[WHAT IS REQUIRED]:
Report how many lines contain the word "gestión"; answer with the number only.

[MATERIAL PROVIDED]:
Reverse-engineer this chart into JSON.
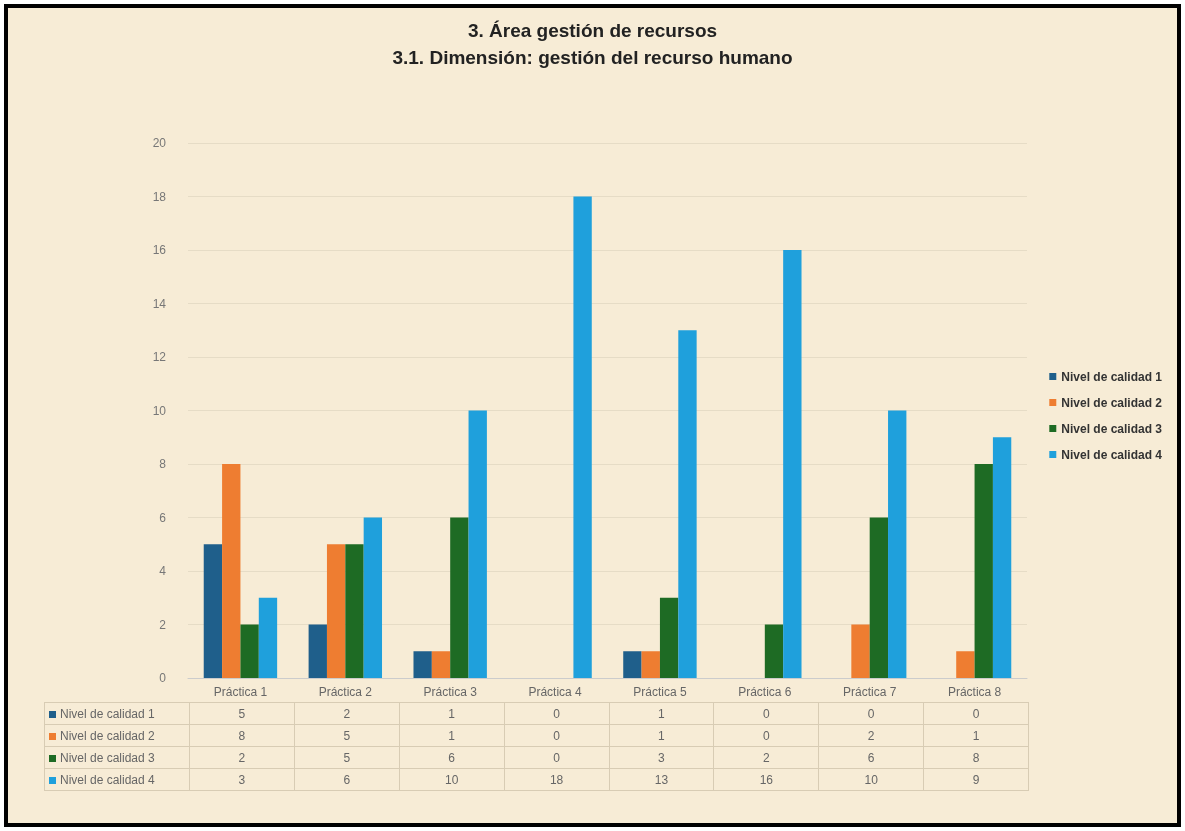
{
  "chart_data": {
    "type": "bar",
    "title": "3. Área gestión de recursos",
    "subtitle": "3.1. Dimensión: gestión del recurso humano",
    "categories": [
      "Práctica 1",
      "Práctica 2",
      "Práctica 3",
      "Práctica 4",
      "Práctica 5",
      "Práctica 6",
      "Práctica 7",
      "Práctica 8"
    ],
    "series": [
      {
        "name": "Nivel de calidad 1",
        "color": "#1f5f8b",
        "values": [
          5,
          2,
          1,
          0,
          1,
          0,
          0,
          0
        ]
      },
      {
        "name": "Nivel de calidad 2",
        "color": "#ee7d31",
        "values": [
          8,
          5,
          1,
          0,
          1,
          0,
          2,
          1
        ]
      },
      {
        "name": "Nivel de calidad 3",
        "color": "#1e6b24",
        "values": [
          2,
          5,
          6,
          0,
          3,
          2,
          6,
          8
        ]
      },
      {
        "name": "Nivel de calidad 4",
        "color": "#1fa0dc",
        "values": [
          3,
          6,
          10,
          18,
          13,
          16,
          10,
          9
        ]
      }
    ],
    "ylim": [
      0,
      20
    ],
    "yticks": [
      0,
      2,
      4,
      6,
      8,
      10,
      12,
      14,
      16,
      18,
      20
    ],
    "grid": "y",
    "legend": "right",
    "data_labels": true
  }
}
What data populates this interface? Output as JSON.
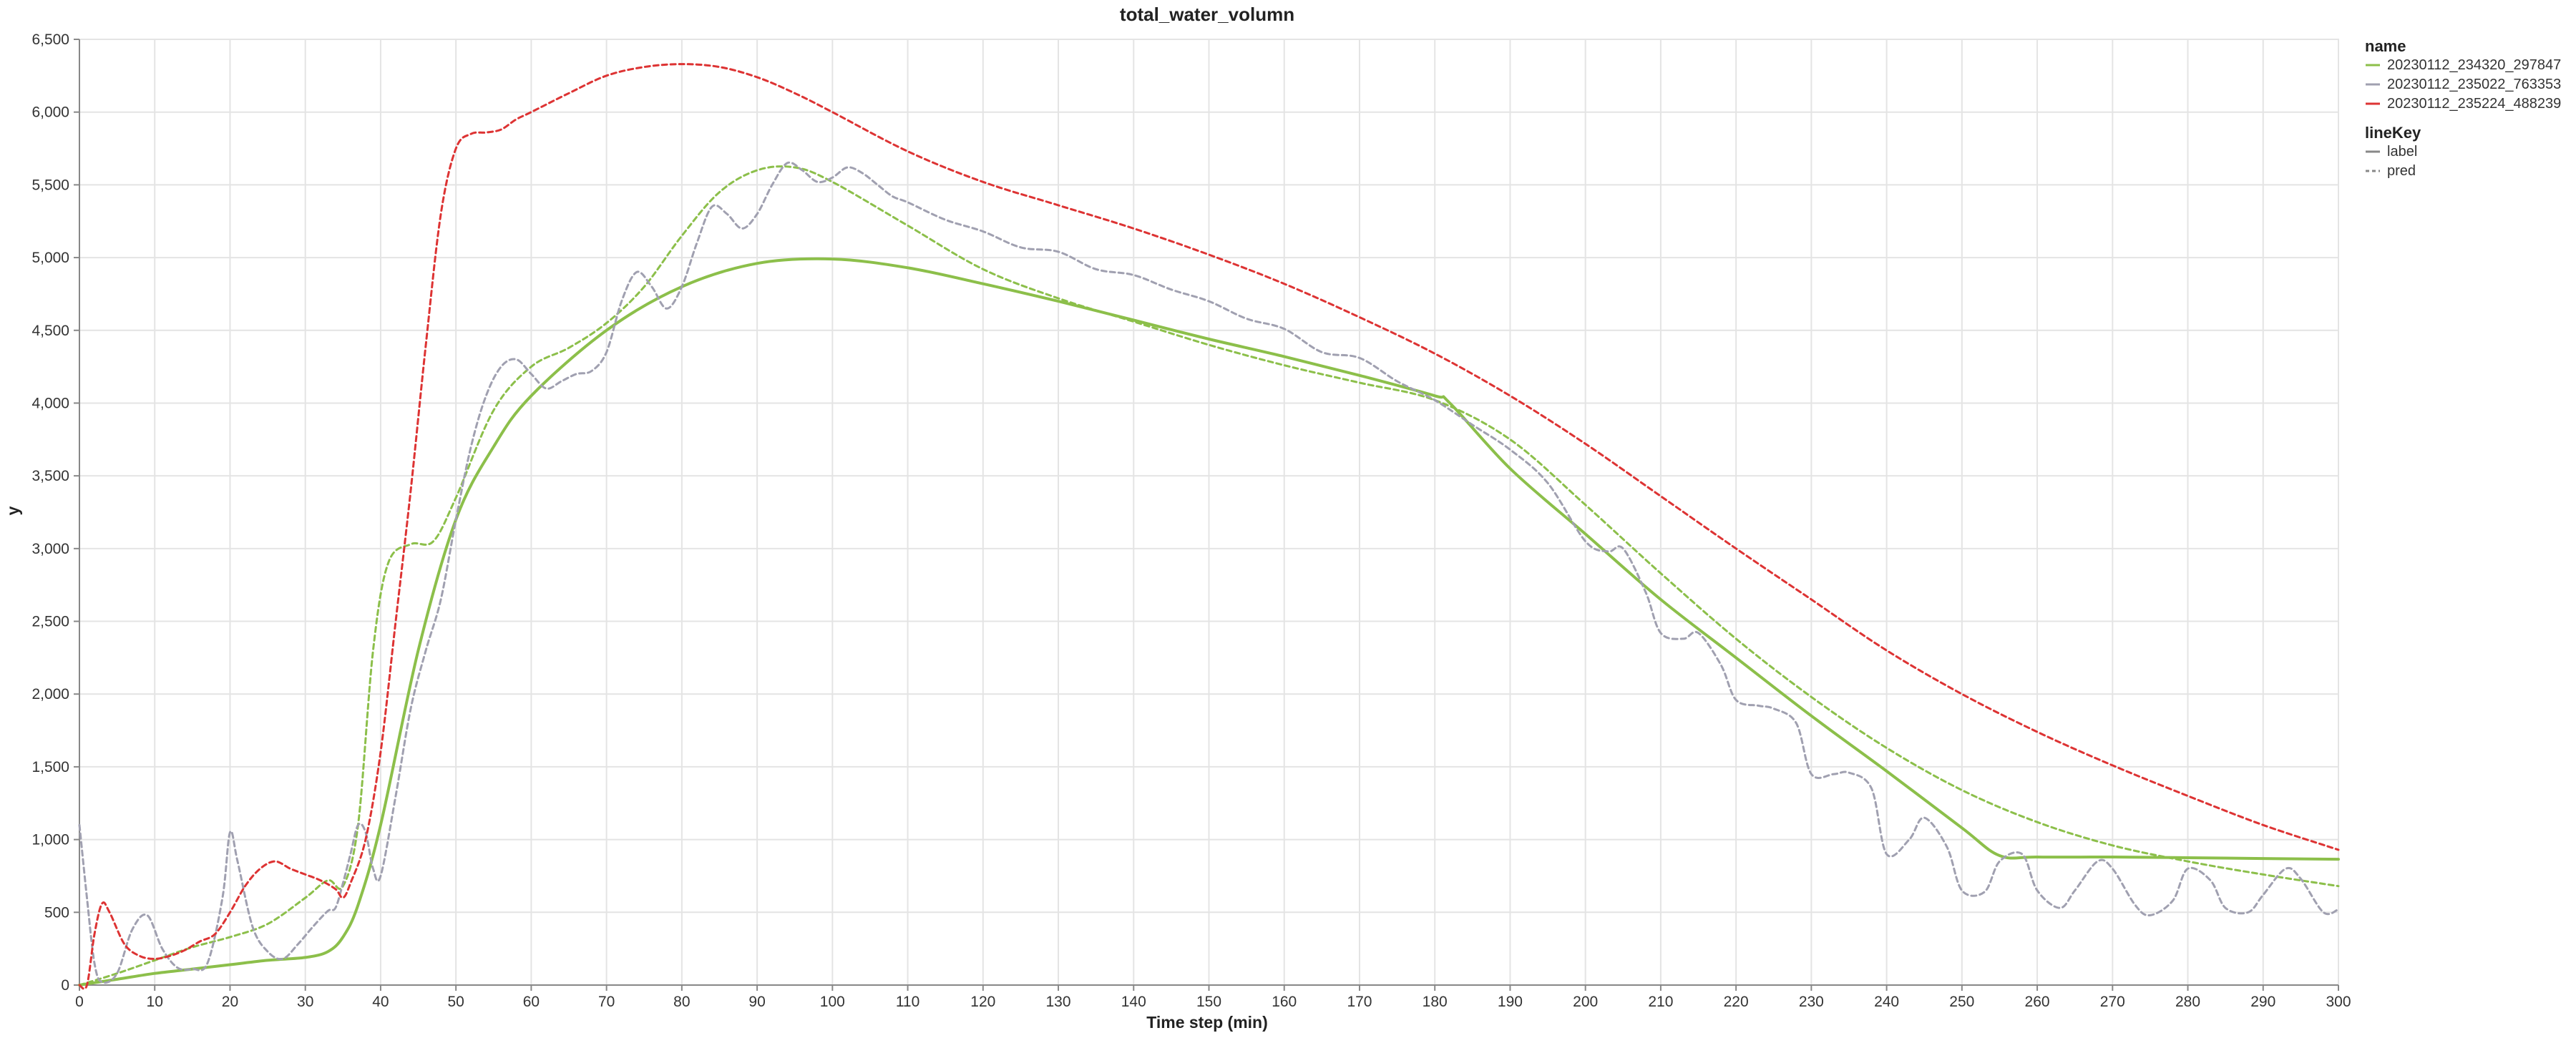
{
  "chart_data": {
    "type": "line",
    "title": "total_water_volumn",
    "xlabel": "Time step (min)",
    "ylabel": "y",
    "xlim": [
      0,
      300
    ],
    "ylim": [
      0,
      6500
    ],
    "xticks": [
      0,
      10,
      20,
      30,
      40,
      50,
      60,
      70,
      80,
      90,
      100,
      110,
      120,
      130,
      140,
      150,
      160,
      170,
      180,
      190,
      200,
      210,
      220,
      230,
      240,
      250,
      260,
      270,
      280,
      290,
      300
    ],
    "xtick_labels": [
      "0",
      "10",
      "20",
      "30",
      "40",
      "50",
      "60",
      "70",
      "80",
      "90",
      "100",
      "110",
      "120",
      "130",
      "140",
      "150",
      "160",
      "170",
      "180",
      "190",
      "200",
      "210",
      "220",
      "230",
      "240",
      "250",
      "260",
      "270",
      "280",
      "290",
      "300"
    ],
    "yticks": [
      0,
      500,
      1000,
      1500,
      2000,
      2500,
      3000,
      3500,
      4000,
      4500,
      5000,
      5500,
      6000,
      6500
    ],
    "ytick_labels": [
      "0",
      "500",
      "1,000",
      "1,500",
      "2,000",
      "2,500",
      "3,000",
      "3,500",
      "4,000",
      "4,500",
      "5,000",
      "5,500",
      "6,000",
      "6,500"
    ],
    "grid": true,
    "legend_placement": "top-right outside",
    "legend": {
      "name_title": "name",
      "name_entries": [
        {
          "label": "20230112_234320_297847",
          "color": "#8cbf4a"
        },
        {
          "label": "20230112_235022_763353",
          "color": "#a0a0b0"
        },
        {
          "label": "20230112_235224_488239",
          "color": "#dd3333"
        }
      ],
      "linekey_title": "lineKey",
      "linekey_entries": [
        {
          "label": "label",
          "dash": "solid"
        },
        {
          "label": "pred",
          "dash": "dashed"
        }
      ]
    },
    "series": [
      {
        "name": "20230112_234320_297847",
        "lineKey": "label",
        "color": "#8cbf4a",
        "dash": "solid",
        "width": 4,
        "x": [
          0,
          5,
          10,
          15,
          20,
          25,
          30,
          33,
          35,
          37,
          40,
          45,
          50,
          55,
          60,
          70,
          80,
          90,
          100,
          110,
          120,
          130,
          140,
          150,
          160,
          170,
          180,
          182,
          190,
          200,
          210,
          220,
          230,
          240,
          250,
          255,
          260,
          270,
          280,
          290,
          300
        ],
        "y": [
          0,
          40,
          80,
          110,
          140,
          170,
          190,
          230,
          330,
          550,
          1100,
          2300,
          3200,
          3700,
          4050,
          4500,
          4800,
          4960,
          4990,
          4930,
          4820,
          4700,
          4570,
          4440,
          4320,
          4190,
          4050,
          4000,
          3550,
          3100,
          2650,
          2250,
          1850,
          1470,
          1080,
          890,
          880,
          880,
          875,
          870,
          865
        ]
      },
      {
        "name": "20230112_234320_297847",
        "lineKey": "pred",
        "color": "#8cbf4a",
        "dash": "dashed",
        "width": 3,
        "x": [
          0,
          5,
          10,
          15,
          20,
          25,
          30,
          33,
          35,
          37,
          39,
          41,
          44,
          47,
          50,
          55,
          60,
          65,
          70,
          75,
          80,
          85,
          90,
          95,
          100,
          110,
          120,
          130,
          140,
          150,
          160,
          170,
          180,
          190,
          200,
          210,
          220,
          230,
          240,
          250,
          260,
          270,
          280,
          290,
          300
        ],
        "y": [
          0,
          80,
          170,
          260,
          330,
          420,
          600,
          720,
          680,
          1100,
          2300,
          2900,
          3030,
          3050,
          3350,
          3950,
          4250,
          4380,
          4550,
          4800,
          5150,
          5450,
          5600,
          5620,
          5520,
          5220,
          4920,
          4720,
          4560,
          4400,
          4260,
          4140,
          4020,
          3750,
          3300,
          2830,
          2380,
          1980,
          1630,
          1340,
          1120,
          960,
          850,
          760,
          680
        ]
      },
      {
        "name": "20230112_235022_763353",
        "lineKey": "pred",
        "color": "#a0a0b0",
        "dash": "dashed",
        "width": 3,
        "x": [
          0,
          1,
          2,
          3,
          5,
          7,
          9,
          11,
          13,
          15,
          17,
          19,
          20,
          21,
          23,
          25,
          27,
          29,
          31,
          33,
          34,
          35,
          36,
          37,
          38,
          39,
          40,
          42,
          44,
          46,
          48,
          50,
          52,
          54,
          56,
          58,
          60,
          62,
          64,
          66,
          68,
          70,
          72,
          74,
          76,
          78,
          80,
          82,
          84,
          86,
          88,
          90,
          92,
          94,
          96,
          98,
          100,
          102,
          104,
          106,
          108,
          110,
          115,
          120,
          125,
          130,
          135,
          140,
          145,
          150,
          155,
          160,
          165,
          170,
          175,
          180,
          185,
          190,
          195,
          200,
          203,
          205,
          208,
          210,
          213,
          215,
          218,
          220,
          223,
          225,
          228,
          230,
          233,
          235,
          238,
          240,
          243,
          245,
          248,
          250,
          253,
          255,
          258,
          260,
          263,
          265,
          268,
          270,
          273,
          275,
          278,
          280,
          283,
          285,
          288,
          290,
          293,
          295,
          298,
          300
        ],
        "y": [
          1100,
          600,
          150,
          20,
          80,
          380,
          480,
          250,
          120,
          110,
          150,
          600,
          1050,
          850,
          400,
          230,
          180,
          280,
          400,
          510,
          530,
          700,
          900,
          1100,
          1050,
          800,
          750,
          1300,
          1900,
          2300,
          2650,
          3200,
          3700,
          4050,
          4250,
          4300,
          4200,
          4100,
          4150,
          4200,
          4220,
          4350,
          4700,
          4900,
          4800,
          4650,
          4800,
          5100,
          5350,
          5300,
          5200,
          5300,
          5500,
          5650,
          5600,
          5520,
          5550,
          5620,
          5580,
          5500,
          5420,
          5380,
          5260,
          5180,
          5070,
          5040,
          4920,
          4880,
          4780,
          4700,
          4580,
          4510,
          4350,
          4310,
          4150,
          4020,
          3850,
          3680,
          3450,
          3050,
          2980,
          3000,
          2700,
          2420,
          2380,
          2420,
          2200,
          1960,
          1920,
          1900,
          1800,
          1450,
          1450,
          1460,
          1350,
          900,
          1000,
          1150,
          950,
          650,
          640,
          850,
          900,
          650,
          530,
          650,
          850,
          800,
          550,
          480,
          580,
          800,
          720,
          530,
          500,
          620,
          800,
          730,
          500,
          520
        ]
      },
      {
        "name": "20230112_235224_488239",
        "lineKey": "pred",
        "color": "#dd3333",
        "dash": "dashed",
        "width": 3,
        "x": [
          0,
          1,
          2,
          3,
          4,
          6,
          8,
          10,
          12,
          14,
          16,
          18,
          20,
          22,
          24,
          26,
          28,
          30,
          32,
          34,
          35,
          36,
          38,
          40,
          42,
          44,
          46,
          48,
          50,
          52,
          54,
          56,
          58,
          60,
          65,
          70,
          75,
          80,
          85,
          90,
          95,
          100,
          110,
          120,
          130,
          140,
          150,
          160,
          170,
          180,
          190,
          200,
          210,
          220,
          230,
          240,
          250,
          260,
          270,
          280,
          290,
          300
        ],
        "y": [
          0,
          0,
          350,
          560,
          500,
          280,
          200,
          180,
          200,
          240,
          300,
          350,
          500,
          680,
          800,
          850,
          800,
          760,
          720,
          660,
          600,
          700,
          1000,
          1600,
          2500,
          3400,
          4400,
          5300,
          5750,
          5850,
          5860,
          5880,
          5950,
          6000,
          6130,
          6250,
          6310,
          6330,
          6310,
          6240,
          6130,
          6000,
          5730,
          5520,
          5360,
          5200,
          5020,
          4820,
          4590,
          4340,
          4050,
          3720,
          3360,
          3000,
          2650,
          2300,
          2000,
          1740,
          1510,
          1300,
          1100,
          930
        ]
      }
    ]
  }
}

[ANSWER TO THIS EXERCISE]:
2